• Given request: Show every line where "Enable" occurs.

• Raw records:
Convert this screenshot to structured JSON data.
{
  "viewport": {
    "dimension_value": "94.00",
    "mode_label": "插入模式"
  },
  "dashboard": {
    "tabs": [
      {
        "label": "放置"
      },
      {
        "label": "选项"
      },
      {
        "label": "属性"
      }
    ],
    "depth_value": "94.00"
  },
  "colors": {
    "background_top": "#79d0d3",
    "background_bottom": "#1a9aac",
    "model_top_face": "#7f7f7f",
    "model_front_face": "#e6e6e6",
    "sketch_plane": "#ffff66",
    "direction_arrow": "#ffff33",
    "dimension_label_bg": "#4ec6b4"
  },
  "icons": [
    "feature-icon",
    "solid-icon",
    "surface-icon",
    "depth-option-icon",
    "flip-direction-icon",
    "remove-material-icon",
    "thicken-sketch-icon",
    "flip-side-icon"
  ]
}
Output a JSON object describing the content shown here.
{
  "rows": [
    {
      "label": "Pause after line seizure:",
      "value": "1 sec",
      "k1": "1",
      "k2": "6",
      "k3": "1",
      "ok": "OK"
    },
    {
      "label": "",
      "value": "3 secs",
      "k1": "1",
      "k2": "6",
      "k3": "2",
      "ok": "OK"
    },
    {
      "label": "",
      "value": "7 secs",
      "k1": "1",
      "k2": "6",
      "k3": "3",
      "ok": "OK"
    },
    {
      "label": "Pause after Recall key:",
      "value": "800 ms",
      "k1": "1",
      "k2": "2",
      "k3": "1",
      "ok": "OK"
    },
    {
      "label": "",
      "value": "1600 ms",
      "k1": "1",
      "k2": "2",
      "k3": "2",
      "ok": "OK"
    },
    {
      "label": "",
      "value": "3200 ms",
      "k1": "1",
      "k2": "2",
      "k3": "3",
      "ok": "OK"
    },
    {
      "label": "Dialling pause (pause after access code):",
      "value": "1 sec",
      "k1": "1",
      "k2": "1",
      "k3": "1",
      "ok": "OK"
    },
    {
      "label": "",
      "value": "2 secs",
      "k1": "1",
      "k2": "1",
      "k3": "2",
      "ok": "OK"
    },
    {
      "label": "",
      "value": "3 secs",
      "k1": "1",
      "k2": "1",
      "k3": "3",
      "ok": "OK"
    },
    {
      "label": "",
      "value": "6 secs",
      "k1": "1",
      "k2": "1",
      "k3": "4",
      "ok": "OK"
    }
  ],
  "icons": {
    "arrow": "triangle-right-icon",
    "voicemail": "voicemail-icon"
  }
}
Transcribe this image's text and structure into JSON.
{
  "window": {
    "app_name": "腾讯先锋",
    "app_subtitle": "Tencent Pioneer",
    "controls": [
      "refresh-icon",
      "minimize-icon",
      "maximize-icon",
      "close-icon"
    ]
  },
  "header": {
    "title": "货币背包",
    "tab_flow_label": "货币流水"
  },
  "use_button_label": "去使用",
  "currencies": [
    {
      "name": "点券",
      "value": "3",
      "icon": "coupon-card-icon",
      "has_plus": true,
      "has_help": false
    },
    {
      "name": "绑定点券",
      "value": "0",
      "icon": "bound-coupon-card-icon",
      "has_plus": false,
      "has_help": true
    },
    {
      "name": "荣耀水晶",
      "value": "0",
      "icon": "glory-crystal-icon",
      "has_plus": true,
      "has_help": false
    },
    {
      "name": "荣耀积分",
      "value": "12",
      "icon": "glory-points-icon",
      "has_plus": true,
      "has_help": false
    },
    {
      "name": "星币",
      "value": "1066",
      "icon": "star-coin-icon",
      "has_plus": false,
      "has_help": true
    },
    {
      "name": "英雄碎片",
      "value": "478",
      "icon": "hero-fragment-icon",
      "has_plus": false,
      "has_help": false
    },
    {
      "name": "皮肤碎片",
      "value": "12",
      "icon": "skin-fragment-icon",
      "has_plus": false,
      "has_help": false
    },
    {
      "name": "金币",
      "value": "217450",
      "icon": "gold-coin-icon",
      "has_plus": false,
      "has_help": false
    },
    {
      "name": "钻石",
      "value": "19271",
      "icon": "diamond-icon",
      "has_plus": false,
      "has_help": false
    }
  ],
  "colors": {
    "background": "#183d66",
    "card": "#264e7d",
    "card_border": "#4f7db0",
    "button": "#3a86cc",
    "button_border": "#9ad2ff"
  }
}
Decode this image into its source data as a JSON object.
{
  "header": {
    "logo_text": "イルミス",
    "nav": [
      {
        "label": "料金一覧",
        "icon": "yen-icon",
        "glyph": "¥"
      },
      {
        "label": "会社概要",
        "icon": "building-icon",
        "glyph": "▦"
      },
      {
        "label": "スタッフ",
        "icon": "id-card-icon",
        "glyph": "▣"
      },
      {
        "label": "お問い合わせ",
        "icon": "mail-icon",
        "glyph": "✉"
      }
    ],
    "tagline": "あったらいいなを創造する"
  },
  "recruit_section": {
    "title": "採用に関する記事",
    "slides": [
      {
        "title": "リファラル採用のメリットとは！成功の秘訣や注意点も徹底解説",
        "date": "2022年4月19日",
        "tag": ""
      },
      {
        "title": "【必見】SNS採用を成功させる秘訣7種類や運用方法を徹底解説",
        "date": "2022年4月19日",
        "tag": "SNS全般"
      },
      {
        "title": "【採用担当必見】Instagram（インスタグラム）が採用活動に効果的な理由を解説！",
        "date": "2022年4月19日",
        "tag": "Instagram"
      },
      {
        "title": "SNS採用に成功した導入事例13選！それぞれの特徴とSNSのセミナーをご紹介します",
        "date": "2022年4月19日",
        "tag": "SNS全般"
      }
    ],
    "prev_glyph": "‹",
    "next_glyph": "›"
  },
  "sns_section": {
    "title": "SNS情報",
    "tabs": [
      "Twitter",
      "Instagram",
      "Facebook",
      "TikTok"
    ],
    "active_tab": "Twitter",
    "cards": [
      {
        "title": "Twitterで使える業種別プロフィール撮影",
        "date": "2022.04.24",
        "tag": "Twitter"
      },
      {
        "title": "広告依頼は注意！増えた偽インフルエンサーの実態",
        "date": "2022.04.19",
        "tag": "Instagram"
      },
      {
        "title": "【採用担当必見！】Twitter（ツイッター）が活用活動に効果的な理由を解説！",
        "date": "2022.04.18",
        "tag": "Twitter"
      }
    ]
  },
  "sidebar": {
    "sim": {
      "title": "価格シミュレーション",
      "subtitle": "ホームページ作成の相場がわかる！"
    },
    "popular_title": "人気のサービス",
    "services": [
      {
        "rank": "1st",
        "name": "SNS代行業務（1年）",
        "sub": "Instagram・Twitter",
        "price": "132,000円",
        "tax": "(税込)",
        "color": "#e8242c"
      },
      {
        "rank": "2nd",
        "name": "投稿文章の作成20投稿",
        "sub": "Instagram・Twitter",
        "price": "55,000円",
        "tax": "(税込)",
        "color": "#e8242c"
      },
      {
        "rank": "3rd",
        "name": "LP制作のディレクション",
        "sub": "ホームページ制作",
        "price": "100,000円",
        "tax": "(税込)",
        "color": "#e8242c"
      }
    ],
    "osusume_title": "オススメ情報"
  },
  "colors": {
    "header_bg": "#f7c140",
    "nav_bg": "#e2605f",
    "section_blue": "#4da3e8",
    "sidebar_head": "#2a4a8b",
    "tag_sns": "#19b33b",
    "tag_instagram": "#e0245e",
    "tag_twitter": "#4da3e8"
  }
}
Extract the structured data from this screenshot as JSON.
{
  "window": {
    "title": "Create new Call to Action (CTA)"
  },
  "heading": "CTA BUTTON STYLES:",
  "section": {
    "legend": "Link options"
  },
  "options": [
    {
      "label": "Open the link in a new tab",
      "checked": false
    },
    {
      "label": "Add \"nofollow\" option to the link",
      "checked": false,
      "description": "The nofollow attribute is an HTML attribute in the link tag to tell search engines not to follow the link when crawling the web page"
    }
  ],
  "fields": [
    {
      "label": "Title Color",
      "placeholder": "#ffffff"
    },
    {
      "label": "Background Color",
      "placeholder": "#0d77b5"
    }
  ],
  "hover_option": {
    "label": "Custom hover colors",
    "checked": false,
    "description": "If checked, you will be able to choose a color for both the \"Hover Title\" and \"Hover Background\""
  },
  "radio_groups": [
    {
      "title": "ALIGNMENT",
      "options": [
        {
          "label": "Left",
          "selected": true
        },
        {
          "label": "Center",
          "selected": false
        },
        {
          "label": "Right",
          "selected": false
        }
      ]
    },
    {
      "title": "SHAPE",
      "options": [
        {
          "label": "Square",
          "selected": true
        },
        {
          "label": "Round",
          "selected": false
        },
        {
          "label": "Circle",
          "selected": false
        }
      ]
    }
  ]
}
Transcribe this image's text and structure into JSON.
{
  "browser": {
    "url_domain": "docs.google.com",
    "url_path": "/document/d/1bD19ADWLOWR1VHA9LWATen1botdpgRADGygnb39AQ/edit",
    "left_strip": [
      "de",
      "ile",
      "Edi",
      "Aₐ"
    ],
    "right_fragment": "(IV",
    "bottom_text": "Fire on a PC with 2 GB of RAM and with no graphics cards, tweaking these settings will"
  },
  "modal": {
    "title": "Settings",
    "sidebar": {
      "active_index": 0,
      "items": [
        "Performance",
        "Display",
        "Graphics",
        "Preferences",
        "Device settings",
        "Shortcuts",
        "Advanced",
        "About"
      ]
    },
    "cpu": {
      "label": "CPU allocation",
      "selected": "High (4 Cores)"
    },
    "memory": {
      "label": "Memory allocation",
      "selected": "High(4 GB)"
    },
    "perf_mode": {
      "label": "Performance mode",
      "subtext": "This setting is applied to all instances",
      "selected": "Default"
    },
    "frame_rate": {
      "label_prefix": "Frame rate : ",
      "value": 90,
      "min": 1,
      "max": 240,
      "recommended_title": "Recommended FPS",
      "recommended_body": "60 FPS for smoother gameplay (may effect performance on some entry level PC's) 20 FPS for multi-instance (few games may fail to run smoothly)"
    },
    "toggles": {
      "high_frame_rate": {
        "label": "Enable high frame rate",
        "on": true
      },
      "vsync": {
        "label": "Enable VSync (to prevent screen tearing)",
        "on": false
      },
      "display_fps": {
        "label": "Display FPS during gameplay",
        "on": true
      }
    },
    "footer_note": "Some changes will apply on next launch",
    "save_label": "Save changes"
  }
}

• Task result:
        "label": "Enable high frame rate",
        "label": "Enable VSync (to prevent screen tearing)",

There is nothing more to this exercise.